Given exercise:
Every line of the data that contains the string "grid" must be copied.

Supplied records:

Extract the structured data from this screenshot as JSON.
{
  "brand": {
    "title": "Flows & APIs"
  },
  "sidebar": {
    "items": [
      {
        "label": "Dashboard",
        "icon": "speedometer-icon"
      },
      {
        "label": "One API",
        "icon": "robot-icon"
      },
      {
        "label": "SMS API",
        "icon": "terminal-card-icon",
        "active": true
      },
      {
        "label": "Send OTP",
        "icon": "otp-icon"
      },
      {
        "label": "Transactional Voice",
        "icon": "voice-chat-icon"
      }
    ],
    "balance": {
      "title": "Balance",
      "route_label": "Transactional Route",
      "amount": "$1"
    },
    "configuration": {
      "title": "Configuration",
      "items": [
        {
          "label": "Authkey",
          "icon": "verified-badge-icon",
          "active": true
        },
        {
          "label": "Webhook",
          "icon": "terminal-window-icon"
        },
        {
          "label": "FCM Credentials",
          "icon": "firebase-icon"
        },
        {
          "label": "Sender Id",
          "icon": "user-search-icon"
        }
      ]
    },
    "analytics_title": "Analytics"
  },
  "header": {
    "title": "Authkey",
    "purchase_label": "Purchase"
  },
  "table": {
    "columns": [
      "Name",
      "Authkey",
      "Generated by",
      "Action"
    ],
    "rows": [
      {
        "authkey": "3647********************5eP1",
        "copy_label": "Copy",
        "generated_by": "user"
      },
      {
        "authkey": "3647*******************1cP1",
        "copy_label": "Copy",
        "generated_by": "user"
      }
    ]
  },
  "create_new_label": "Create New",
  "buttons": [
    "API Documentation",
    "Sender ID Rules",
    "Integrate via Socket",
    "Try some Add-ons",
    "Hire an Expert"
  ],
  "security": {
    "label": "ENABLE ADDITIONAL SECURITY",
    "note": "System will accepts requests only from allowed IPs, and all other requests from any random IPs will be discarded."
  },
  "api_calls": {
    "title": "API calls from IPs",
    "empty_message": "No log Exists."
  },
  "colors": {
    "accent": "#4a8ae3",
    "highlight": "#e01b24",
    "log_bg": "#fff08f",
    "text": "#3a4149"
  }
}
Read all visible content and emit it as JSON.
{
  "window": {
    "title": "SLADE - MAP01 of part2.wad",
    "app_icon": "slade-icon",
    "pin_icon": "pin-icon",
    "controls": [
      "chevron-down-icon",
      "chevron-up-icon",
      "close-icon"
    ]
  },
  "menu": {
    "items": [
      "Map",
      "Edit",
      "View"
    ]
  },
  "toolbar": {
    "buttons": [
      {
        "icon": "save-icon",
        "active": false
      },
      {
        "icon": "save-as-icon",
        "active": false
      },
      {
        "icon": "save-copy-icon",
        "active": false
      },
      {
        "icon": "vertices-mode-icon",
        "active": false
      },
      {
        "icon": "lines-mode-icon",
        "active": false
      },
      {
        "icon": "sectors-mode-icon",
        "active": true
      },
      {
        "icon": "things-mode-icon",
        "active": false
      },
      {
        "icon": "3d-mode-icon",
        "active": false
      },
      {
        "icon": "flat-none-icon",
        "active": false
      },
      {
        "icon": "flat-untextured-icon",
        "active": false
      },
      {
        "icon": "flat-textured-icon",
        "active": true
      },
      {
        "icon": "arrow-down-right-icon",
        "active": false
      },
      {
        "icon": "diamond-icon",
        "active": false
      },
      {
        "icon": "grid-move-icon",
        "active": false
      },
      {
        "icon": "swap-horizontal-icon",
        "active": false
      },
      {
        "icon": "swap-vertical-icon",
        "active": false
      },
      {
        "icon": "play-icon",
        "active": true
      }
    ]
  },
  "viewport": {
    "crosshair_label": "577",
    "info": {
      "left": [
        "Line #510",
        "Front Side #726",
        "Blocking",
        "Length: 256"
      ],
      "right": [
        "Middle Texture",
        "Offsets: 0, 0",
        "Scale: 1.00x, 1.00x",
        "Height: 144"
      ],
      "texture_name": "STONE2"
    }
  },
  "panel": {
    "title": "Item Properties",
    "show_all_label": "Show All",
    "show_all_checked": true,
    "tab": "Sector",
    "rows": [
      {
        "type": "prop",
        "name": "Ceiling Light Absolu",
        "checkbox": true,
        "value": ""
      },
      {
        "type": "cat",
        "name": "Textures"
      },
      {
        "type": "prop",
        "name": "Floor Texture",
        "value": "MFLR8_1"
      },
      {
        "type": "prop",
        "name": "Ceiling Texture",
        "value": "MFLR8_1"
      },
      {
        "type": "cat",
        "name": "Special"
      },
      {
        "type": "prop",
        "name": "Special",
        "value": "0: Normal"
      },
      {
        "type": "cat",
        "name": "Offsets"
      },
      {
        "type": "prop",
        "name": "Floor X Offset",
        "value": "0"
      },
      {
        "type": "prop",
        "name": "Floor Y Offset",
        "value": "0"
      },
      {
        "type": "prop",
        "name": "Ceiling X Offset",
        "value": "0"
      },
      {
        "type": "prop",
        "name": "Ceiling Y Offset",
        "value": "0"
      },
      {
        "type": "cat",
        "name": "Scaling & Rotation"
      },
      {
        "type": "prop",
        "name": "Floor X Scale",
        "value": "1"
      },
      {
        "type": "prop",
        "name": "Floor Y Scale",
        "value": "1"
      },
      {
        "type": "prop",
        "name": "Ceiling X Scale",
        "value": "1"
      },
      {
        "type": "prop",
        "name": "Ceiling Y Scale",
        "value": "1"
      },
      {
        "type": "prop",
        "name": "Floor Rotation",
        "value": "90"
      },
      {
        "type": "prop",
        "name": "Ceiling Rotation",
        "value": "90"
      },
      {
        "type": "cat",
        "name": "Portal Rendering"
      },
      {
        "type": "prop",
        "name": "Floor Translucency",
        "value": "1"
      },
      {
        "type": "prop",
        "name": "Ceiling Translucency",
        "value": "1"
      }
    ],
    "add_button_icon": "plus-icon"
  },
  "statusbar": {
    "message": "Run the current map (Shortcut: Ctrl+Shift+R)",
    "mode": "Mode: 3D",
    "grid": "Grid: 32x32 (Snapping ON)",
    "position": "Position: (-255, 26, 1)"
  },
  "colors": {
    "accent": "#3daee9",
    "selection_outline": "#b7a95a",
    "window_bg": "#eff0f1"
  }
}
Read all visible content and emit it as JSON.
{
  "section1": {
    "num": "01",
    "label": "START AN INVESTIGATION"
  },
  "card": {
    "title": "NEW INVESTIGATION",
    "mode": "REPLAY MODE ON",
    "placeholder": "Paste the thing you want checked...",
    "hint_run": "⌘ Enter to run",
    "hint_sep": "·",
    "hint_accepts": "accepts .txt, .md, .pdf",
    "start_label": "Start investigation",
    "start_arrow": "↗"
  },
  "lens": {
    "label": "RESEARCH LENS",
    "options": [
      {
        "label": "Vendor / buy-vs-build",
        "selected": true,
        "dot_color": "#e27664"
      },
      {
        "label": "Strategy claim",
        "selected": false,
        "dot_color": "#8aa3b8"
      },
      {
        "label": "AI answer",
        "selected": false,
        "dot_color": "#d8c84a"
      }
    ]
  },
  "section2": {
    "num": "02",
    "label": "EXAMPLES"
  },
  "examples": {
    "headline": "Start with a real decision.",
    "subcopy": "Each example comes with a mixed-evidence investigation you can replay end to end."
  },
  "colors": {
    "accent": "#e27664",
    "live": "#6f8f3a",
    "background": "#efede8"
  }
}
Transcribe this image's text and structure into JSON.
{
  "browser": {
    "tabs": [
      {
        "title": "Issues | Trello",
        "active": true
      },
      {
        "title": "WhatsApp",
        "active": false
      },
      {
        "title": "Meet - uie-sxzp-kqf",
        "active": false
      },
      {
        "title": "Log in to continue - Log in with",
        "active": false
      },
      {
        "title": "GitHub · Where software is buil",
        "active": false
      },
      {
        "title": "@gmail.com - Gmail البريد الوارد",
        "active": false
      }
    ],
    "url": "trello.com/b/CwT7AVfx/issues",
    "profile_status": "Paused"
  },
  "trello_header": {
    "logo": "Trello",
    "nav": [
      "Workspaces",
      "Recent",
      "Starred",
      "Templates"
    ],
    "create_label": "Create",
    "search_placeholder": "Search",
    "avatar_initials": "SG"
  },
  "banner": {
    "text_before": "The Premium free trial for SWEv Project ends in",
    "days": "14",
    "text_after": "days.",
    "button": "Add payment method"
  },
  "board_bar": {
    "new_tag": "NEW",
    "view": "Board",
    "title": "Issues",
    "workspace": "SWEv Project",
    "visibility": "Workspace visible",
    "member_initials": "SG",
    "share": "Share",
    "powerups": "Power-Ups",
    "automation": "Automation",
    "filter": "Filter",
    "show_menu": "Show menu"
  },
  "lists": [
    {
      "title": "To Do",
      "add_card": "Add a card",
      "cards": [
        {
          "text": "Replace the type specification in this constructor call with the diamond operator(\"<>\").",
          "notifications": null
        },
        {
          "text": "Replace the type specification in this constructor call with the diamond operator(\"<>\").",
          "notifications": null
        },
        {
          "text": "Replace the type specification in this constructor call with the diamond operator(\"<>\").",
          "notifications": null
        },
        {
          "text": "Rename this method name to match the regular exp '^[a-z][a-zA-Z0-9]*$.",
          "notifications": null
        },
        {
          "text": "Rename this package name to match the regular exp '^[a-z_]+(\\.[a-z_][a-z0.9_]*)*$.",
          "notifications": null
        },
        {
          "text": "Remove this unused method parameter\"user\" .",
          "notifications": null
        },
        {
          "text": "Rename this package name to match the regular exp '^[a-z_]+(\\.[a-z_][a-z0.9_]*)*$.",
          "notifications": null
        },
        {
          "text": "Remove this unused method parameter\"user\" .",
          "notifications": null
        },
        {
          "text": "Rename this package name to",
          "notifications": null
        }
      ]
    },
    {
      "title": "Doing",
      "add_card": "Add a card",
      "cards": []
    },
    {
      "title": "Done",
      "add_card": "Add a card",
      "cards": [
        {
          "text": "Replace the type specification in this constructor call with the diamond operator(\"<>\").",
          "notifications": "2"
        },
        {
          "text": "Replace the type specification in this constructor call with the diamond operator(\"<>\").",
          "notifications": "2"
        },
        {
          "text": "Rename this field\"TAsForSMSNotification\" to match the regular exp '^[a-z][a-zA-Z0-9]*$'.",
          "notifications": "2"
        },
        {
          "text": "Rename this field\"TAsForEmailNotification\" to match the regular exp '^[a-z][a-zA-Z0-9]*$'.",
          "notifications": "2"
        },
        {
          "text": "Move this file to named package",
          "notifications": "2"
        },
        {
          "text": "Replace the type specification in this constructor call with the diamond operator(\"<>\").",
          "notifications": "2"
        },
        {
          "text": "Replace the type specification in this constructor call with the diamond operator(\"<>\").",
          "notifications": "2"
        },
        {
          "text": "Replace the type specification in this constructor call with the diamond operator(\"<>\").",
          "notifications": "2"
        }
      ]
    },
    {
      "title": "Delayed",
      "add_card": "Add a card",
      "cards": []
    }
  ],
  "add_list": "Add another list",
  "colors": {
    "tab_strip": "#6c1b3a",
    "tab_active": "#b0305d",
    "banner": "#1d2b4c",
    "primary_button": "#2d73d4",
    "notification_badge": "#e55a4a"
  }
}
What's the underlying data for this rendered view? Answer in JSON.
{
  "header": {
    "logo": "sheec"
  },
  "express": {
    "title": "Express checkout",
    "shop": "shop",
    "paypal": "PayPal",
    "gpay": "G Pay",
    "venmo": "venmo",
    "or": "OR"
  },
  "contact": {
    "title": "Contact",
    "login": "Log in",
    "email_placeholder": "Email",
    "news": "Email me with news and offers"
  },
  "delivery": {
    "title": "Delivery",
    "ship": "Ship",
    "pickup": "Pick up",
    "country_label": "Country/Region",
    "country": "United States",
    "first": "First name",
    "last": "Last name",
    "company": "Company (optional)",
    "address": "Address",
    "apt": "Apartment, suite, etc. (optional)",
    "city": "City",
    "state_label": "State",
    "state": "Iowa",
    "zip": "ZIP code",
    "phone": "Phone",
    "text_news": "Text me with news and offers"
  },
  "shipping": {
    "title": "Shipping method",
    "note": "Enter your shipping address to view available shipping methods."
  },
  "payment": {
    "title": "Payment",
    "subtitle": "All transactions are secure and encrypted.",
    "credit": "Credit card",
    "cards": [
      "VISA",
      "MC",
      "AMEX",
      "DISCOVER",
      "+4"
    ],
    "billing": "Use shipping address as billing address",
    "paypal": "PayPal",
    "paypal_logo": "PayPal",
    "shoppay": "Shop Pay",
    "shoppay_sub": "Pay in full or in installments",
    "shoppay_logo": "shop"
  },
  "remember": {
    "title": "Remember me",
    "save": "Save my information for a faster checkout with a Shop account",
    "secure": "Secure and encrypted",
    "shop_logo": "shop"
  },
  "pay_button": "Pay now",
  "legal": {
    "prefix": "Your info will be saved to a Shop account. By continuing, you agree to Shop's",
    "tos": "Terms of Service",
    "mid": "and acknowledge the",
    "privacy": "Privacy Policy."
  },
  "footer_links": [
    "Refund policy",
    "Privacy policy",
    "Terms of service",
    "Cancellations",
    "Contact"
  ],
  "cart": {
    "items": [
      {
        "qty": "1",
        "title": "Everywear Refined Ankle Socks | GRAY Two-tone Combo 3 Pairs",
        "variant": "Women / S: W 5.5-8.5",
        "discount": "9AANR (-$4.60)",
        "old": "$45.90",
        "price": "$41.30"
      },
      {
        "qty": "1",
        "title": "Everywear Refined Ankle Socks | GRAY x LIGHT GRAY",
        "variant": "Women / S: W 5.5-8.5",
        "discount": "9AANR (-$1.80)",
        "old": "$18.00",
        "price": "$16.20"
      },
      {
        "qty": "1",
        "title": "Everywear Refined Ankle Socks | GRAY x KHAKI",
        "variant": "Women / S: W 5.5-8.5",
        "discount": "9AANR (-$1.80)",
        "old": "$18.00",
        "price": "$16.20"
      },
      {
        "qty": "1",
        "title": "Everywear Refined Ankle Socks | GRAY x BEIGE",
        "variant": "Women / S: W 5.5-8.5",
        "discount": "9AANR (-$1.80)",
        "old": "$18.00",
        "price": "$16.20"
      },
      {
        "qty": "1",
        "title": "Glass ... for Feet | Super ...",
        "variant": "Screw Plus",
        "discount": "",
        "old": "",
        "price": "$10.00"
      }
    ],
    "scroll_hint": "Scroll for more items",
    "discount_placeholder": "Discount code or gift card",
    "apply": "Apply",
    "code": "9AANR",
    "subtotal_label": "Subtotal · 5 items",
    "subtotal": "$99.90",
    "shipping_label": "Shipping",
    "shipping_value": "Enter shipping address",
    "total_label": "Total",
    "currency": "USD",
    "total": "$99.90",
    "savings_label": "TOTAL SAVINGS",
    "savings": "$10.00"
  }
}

Exercise solution:
        "icon": "grid-move-icon",
    "grid": "Grid: 32x32 (Snapping ON)",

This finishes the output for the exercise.